Problems to solve
1 > Answer these from the gig story:
(a) About what year did the night in the story take place?
(b) In what town was the so-called "club" where the narrator was booked?
(c) About how far was the one-man stage from the pool table?
2 > Output the passage of the gig story from "I’d never been" to "red fat suit.", copied word for word.

Page text

I’ll get the whole thing started, but I’m really looking for your stories. Send us your most memorable outing, we’ll publish the best and brightest, the most harrowing and embarrassing- and we’re not interested in the “perfect gig” (ha), rather the more unusual encounters…..for example:

It must have been about 1976, a cold night on the Iowa plains just before Christmas. This was my sensitive-singer/songwriter period, with a stunning afro, a wispy beard, an old vest and an older guitar (I wish I still had that one, a ’29 Gibson Nick Lucas). I was on my way to my fiancé’s home in Spencer, with a stop at a so-called “club” in Mason City (coincidentally the hometown of  Meredith Wilson’s, composer of the great  “Music Man”).

I’d never been to the place before, it was booked by my agent at the time, and I should have smelled a rat before I walked in the door. I don’t know what my agent told them about me to convince them to hire me, but none of it was true. I think I was the first live entertainment they’d had, and as inexperienced as they were, there was no lack of preparation. The owners had built a one-man stage in the corner, about 10 feet from the pool table.  As befitting the season, the stage was ringed with Christmas lights, with a nice sign; unfortunately the sign announced me as “Kris Kringle” (arrgh….) like I was supposed to in a red fat suit.

Everybody seemed friendly, though, so I set up my PA and tuned up the ol’ sixer.  My repertoire at the time consisted of some original songs, a few instrumentals, and a fair amount of swing and old jazz tunes, and I headed straight for my best stuff, my sure-fire crowd-pleasers, not exactly pandering, but starting to suspect that it might be a tough night.

Given records
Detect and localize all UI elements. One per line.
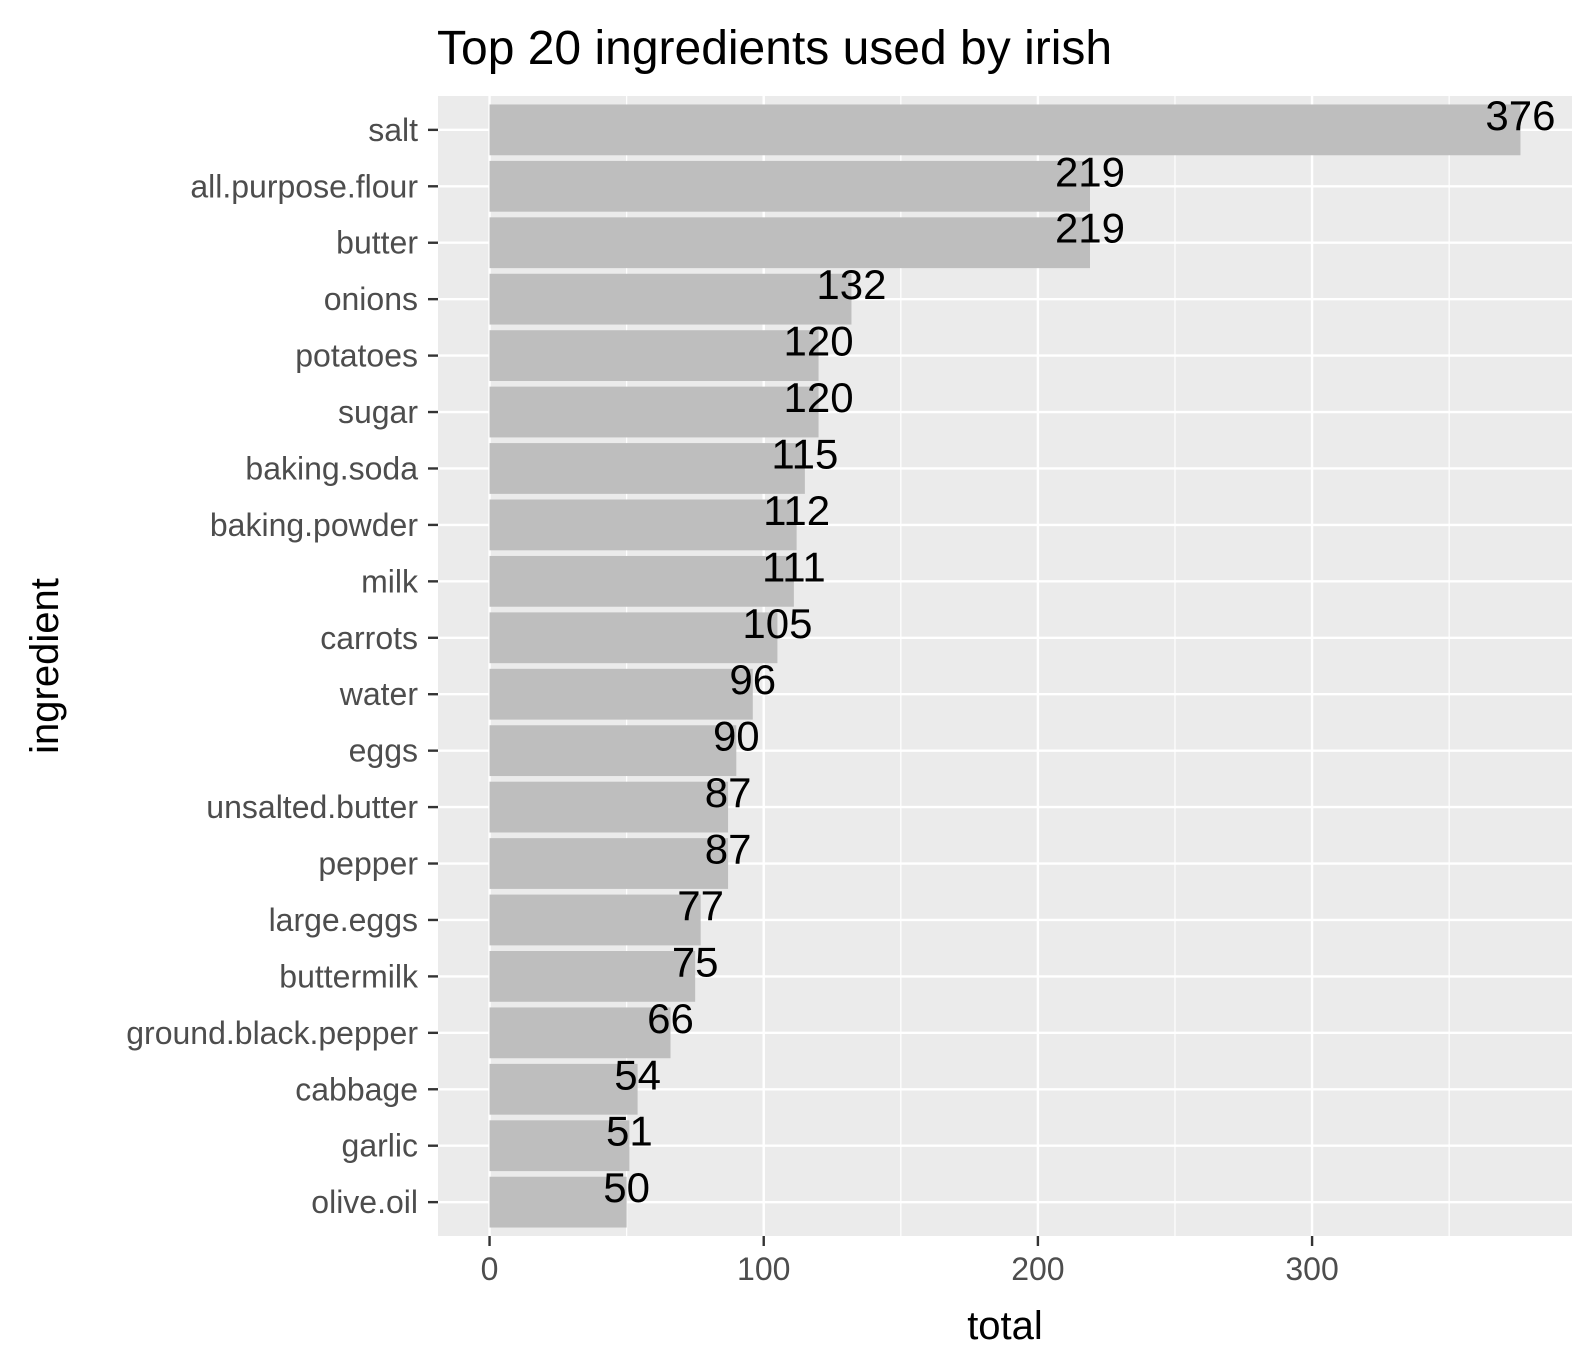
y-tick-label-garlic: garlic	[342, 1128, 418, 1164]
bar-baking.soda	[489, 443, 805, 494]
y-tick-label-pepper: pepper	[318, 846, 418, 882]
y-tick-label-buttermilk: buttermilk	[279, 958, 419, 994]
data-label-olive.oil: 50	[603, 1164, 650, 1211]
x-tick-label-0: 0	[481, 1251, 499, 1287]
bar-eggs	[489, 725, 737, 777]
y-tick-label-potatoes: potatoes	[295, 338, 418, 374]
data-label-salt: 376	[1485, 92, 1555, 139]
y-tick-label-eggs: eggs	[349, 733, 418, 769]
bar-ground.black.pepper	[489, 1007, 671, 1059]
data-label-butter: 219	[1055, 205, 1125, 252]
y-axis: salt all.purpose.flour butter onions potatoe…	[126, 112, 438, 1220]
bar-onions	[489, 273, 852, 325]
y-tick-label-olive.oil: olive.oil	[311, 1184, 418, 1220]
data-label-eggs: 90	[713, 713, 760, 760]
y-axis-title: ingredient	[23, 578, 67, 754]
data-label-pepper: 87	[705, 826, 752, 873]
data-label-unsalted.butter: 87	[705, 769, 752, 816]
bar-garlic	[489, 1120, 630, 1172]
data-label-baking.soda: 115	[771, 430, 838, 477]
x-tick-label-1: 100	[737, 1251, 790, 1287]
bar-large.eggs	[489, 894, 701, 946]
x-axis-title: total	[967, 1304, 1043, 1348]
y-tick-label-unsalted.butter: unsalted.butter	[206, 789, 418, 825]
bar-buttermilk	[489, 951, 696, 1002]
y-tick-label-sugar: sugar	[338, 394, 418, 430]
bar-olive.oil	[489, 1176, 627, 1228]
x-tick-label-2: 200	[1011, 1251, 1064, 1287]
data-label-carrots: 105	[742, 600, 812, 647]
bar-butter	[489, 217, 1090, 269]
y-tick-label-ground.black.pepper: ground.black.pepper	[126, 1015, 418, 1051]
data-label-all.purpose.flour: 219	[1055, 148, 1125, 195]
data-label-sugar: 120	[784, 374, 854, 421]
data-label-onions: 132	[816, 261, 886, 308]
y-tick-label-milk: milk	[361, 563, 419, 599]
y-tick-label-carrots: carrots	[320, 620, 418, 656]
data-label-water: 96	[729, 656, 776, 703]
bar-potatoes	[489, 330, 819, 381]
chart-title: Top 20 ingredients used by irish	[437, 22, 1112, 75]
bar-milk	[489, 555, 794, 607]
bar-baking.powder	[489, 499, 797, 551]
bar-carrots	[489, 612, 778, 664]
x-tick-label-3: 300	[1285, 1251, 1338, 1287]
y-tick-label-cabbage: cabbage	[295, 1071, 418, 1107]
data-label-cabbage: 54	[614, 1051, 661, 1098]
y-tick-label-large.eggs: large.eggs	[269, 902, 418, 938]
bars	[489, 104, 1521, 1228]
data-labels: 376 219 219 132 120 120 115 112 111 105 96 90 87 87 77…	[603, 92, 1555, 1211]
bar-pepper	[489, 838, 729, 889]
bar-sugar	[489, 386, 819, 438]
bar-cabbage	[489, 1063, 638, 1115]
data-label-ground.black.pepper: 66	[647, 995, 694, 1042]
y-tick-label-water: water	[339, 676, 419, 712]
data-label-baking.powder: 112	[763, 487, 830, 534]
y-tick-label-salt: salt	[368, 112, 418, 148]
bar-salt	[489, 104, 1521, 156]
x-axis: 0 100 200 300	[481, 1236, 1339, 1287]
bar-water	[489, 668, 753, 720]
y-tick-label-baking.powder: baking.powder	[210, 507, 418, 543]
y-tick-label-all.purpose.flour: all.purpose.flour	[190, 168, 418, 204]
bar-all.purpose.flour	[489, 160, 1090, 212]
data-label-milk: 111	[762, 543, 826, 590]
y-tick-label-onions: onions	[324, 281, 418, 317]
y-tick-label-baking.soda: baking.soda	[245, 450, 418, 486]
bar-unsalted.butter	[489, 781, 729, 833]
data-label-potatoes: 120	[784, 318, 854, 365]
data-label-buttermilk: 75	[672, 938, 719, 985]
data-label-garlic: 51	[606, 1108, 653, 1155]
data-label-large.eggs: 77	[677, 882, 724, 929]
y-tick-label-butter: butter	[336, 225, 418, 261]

Solutions by task
1 >
(a) About 1976.
(b) Mason City.
(c) About 10 feet.

2 >
I’d never been to the place before, it was booked by my agent at the time, and I should have smelled a rat before I walked in the door. I don’t know what my agent told them about me to convince them to hire me, but none of it was true. I think I was the first live entertainment they’d had, and as inexperienced as they were, there was no lack of preparation. The owners had built a one-man stage in the corner, about 10 feet from the pool table.  As befitting the season, the stage was ringed with Christmas lights, with a nice sign; unfortunately the sign announced me as “Kris Kringle” (arrgh….) like I was supposed to in a red fat suit.